### Requirement:
Word for word, set down the records and skip each picture.

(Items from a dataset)
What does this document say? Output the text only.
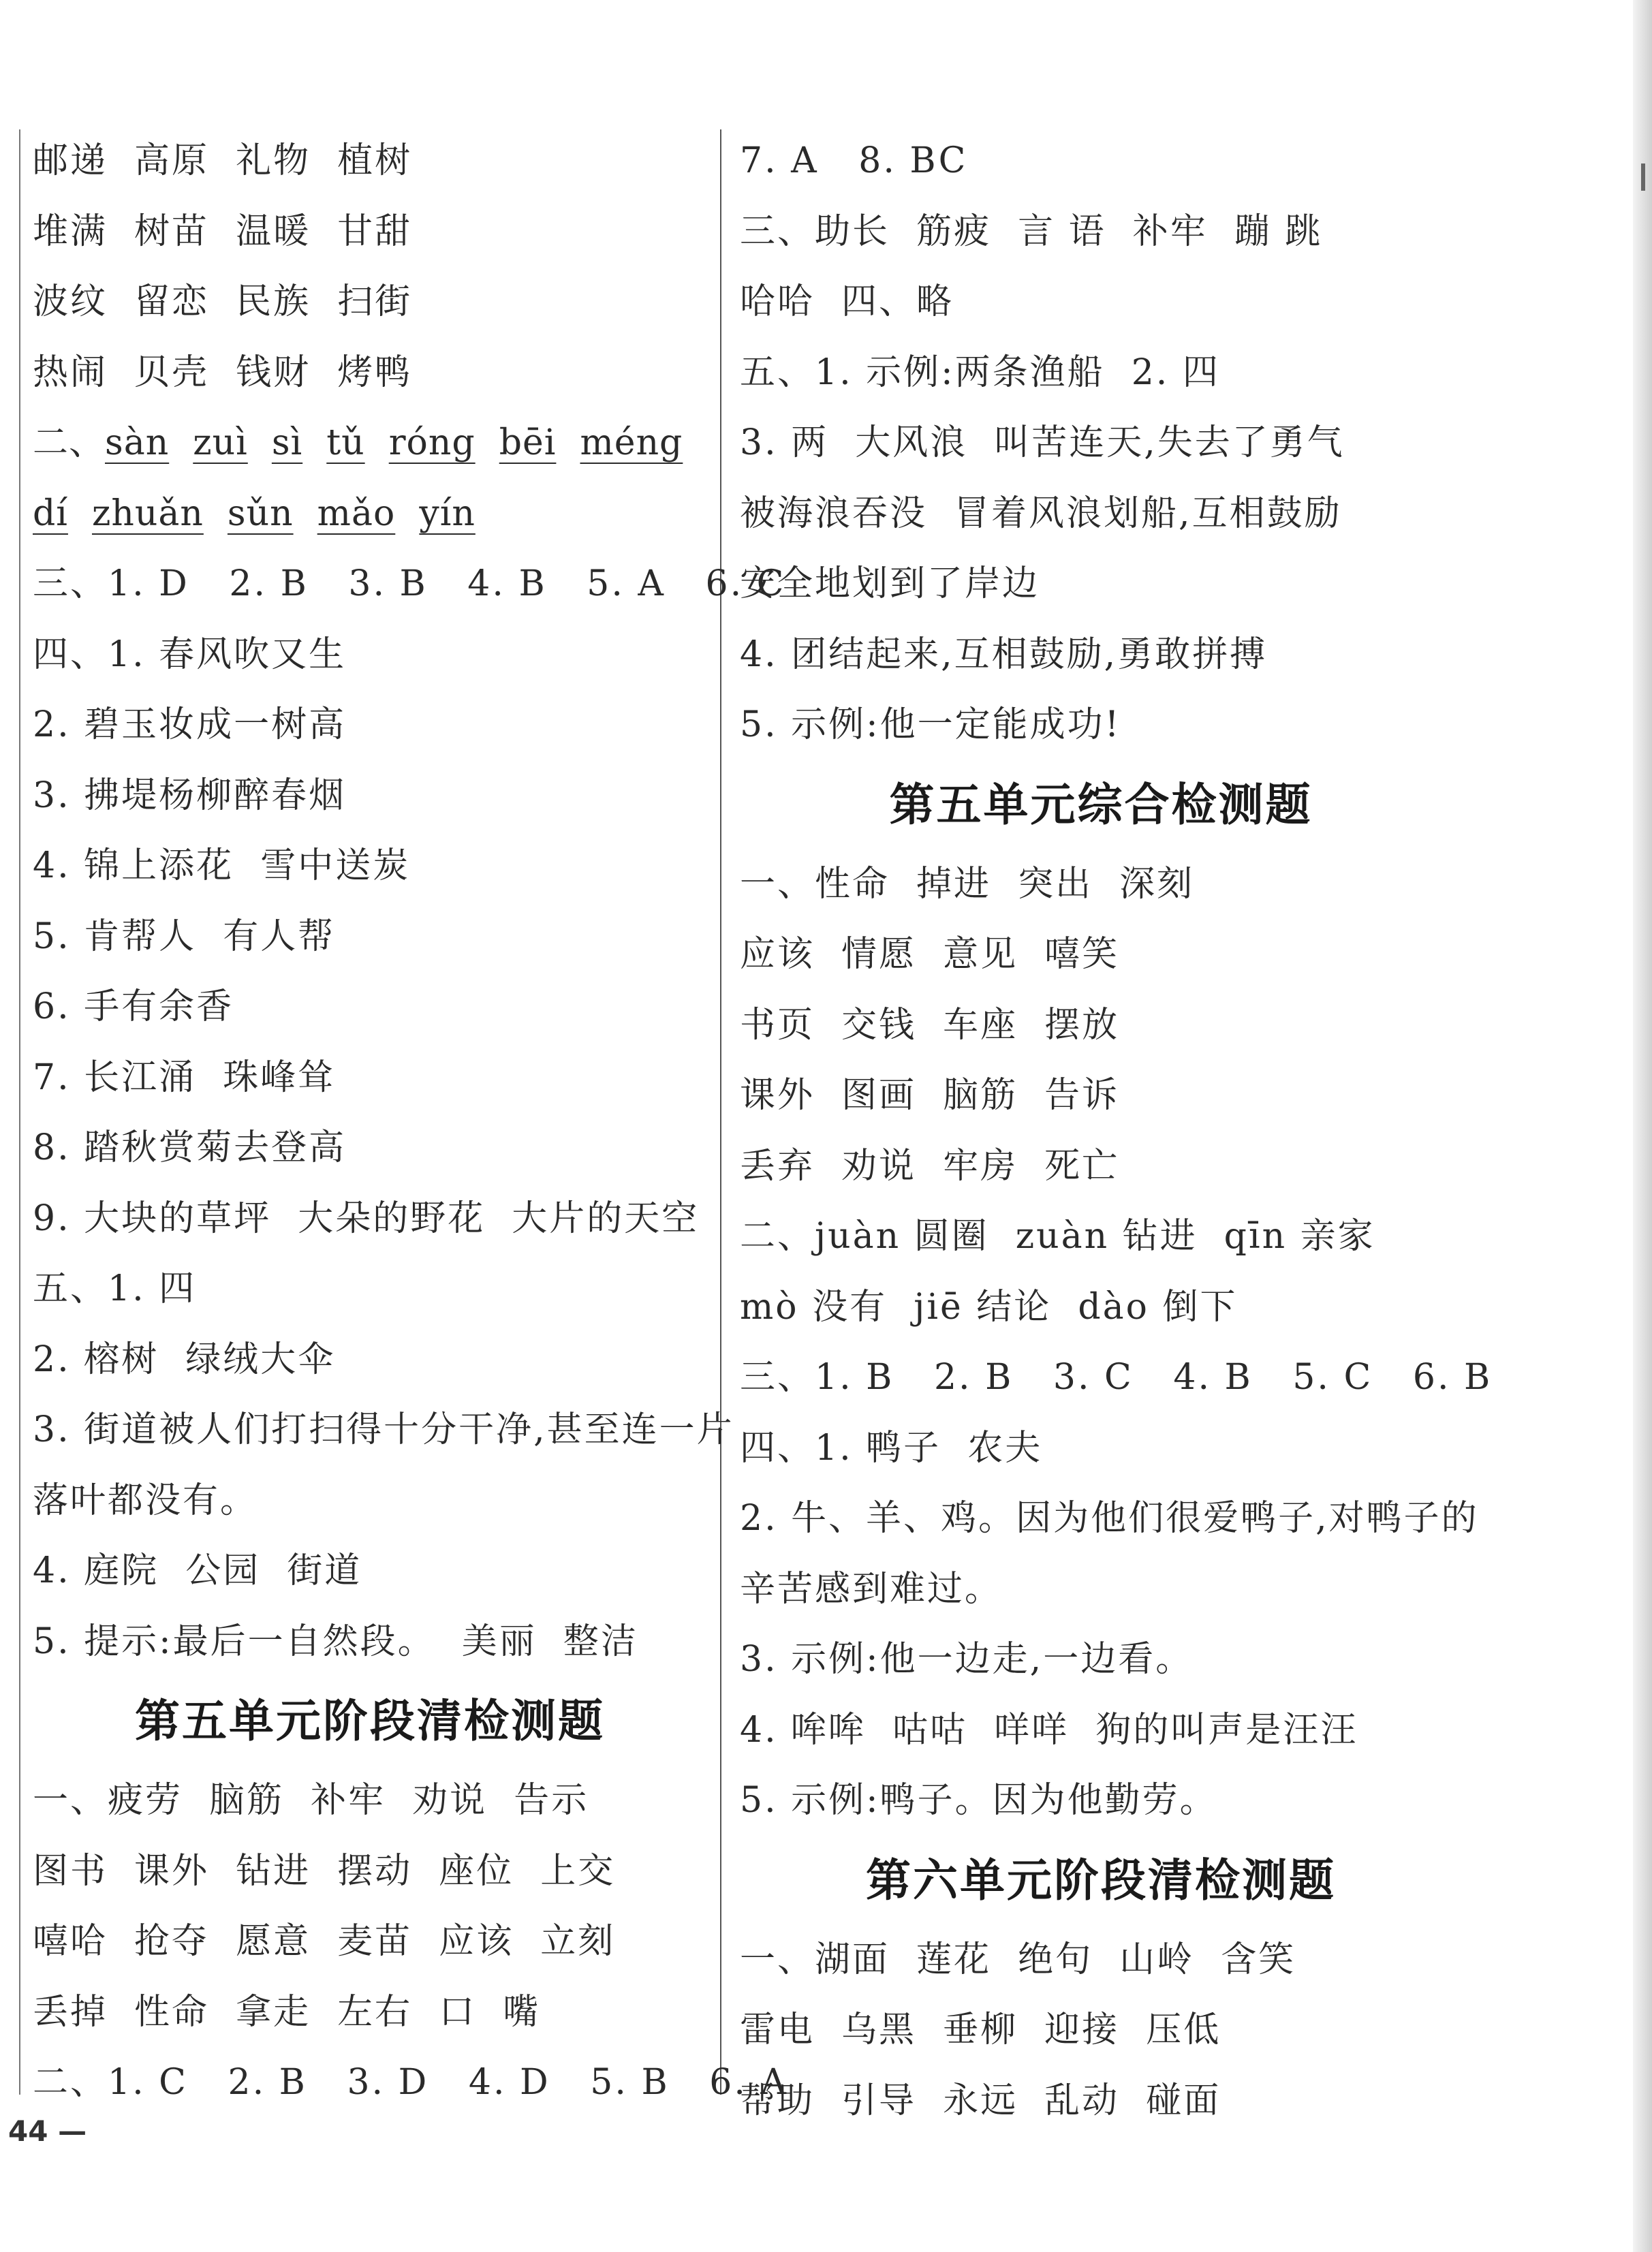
邮递  高原  礼物  植树
堆满  树苗  温暖  甘甜
波纹  留恋  民族  扫街
热闹  贝壳  钱财  烤鸭
二、sàn zuì sì tǔ róng bēi méng
dí zhuǎn sǔn mǎo yín
三、1. D   2. B   3. B   4. B   5. A   6. C
四、1. 春风吹又生
2. 碧玉妆成一树高
3. 拂堤杨柳醉春烟
4. 锦上添花  雪中送炭
5. 肯帮人  有人帮
6. 手有余香
7. 长江涌  珠峰耸
8. 踏秋赏菊去登高
9. 大块的草坪  大朵的野花  大片的天空
五、1. 四
2. 榕树  绿绒大伞
3. 街道被人们打扫得十分干净,甚至连一片
落叶都没有。
4. 庭院  公园  街道
5. 提示:最后一自然段。  美丽  整洁
第五单元阶段清检测题
一、疲劳  脑筋  补牢  劝说  告示
图书  课外  钻进  摆动  座位  上交
嘻哈  抢夺  愿意  麦苗  应该  立刻
丢掉  性命  拿走  左右  口  嘴
二、1. C   2. B   3. D   4. D   5. B   6. A
7. A   8. BC
三、助长  筋疲  言 语  补牢  蹦 跳
哈哈  四、略
五、1. 示例:两条渔船  2. 四
3. 两  大风浪  叫苦连天,失去了勇气
被海浪吞没  冒着风浪划船,互相鼓励
安全地划到了岸边
4. 团结起来,互相鼓励,勇敢拼搏
5. 示例:他一定能成功!
第五单元综合检测题
一、性命  掉进  突出  深刻
应该  情愿  意见  嘻笑
书页  交钱  车座  摆放
课外  图画  脑筋  告诉
丢弃  劝说  牢房  死亡
二、juàn 圆圈  zuàn 钻进  qīn 亲家
mò 没有  jiē 结论  dào 倒下
三、1. B   2. B   3. C   4. B   5. C   6. B
四、1. 鸭子  农夫
2. 牛、羊、鸡。因为他们很爱鸭子,对鸭子的
辛苦感到难过。
3. 示例:他一边走,一边看。
4. 哞哞  咕咕  咩咩  狗的叫声是汪汪
5. 示例:鸭子。因为他勤劳。
第六单元阶段清检测题
一、湖面  莲花  绝句  山岭  含笑
雷电  乌黑  垂柳  迎接  压低
帮助  引导  永远  乱动  碰面
44 —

### Result of this exercise:
What does this document say? Output the text only.
邮递  高原  礼物  植树
堆满  树苗  温暖  甘甜
波纹  留恋  民族  扫街
热闹  贝壳  钱财  烤鸭
二、sàn zuì sì tǔ róng bēi méng
dí zhuǎn sǔn mǎo yín
三、1. D   2. B   3. B   4. B   5. A   6. C
四、1. 春风吹又生
2. 碧玉妆成一树高
3. 拂堤杨柳醉春烟
4. 锦上添花  雪中送炭
5. 肯帮人  有人帮
6. 手有余香
7. 长江涌  珠峰耸
8. 踏秋赏菊去登高
9. 大块的草坪  大朵的野花  大片的天空
五、1. 四
2. 榕树  绿绒大伞
3. 街道被人们打扫得十分干净,甚至连一片
落叶都没有。
4. 庭院  公园  街道
5. 提示:最后一自然段。  美丽  整洁
第五单元阶段清检测题
一、疲劳  脑筋  补牢  劝说  告示
图书  课外  钻进  摆动  座位  上交
嘻哈  抢夺  愿意  麦苗  应该  立刻
丢掉  性命  拿走  左右  口  嘴
二、1. C   2. B   3. D   4. D   5. B   6. A
7. A   8. BC
三、助长  筋疲  言 语  补牢  蹦 跳
哈哈  四、略
五、1. 示例:两条渔船  2. 四
3. 两  大风浪  叫苦连天,失去了勇气
被海浪吞没  冒着风浪划船,互相鼓励
安全地划到了岸边
4. 团结起来,互相鼓励,勇敢拼搏
5. 示例:他一定能成功!
第五单元综合检测题
一、性命  掉进  突出  深刻
应该  情愿  意见  嘻笑
书页  交钱  车座  摆放
课外  图画  脑筋  告诉
丢弃  劝说  牢房  死亡
二、juàn 圆圈  zuàn 钻进  qīn 亲家
mò 没有  jiē 结论  dào 倒下
三、1. B   2. B   3. C   4. B   5. C   6. B
四、1. 鸭子  农夫
2. 牛、羊、鸡。因为他们很爱鸭子,对鸭子的
辛苦感到难过。
3. 示例:他一边走,一边看。
4. 哞哞  咕咕  咩咩  狗的叫声是汪汪
5. 示例:鸭子。因为他勤劳。
第六单元阶段清检测题
一、湖面  莲花  绝句  山岭  含笑
雷电  乌黑  垂柳  迎接  压低
帮助  引导  永远  乱动  碰面
44 —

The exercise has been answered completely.